## Begin
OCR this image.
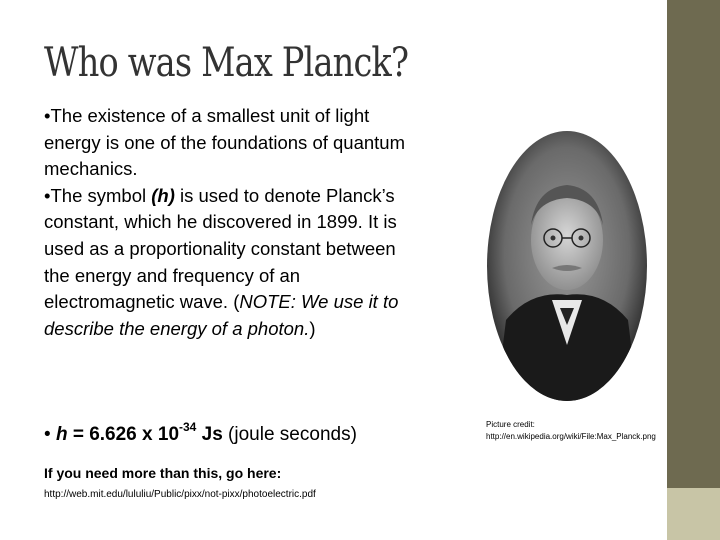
Who was Max Planck?

•The existence of a smallest unit of light energy is one of the foundations of quantum mechanics.

•The symbol (h) is used to denote Planck’s constant, which he discovered in 1899. It is used as a proportionality constant between the energy and frequency of an electromagnetic wave. (NOTE: We use it to describe the energy of a photon.)

• h = 6.626 x $10^{-34}$ Js (joule seconds)
If you need more than this, go here:
http://web.mit.edu/lululiu/Public/pixx/not-pixx/photoelectric.pdf
Picture credit:
http://en.wikipedia.org/wiki/File:Max_Planck.png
## End
= Request =
Pull out all lines from the listing that contain the string "this".

= Output below =
OCR this image.
If you need more than this, go here:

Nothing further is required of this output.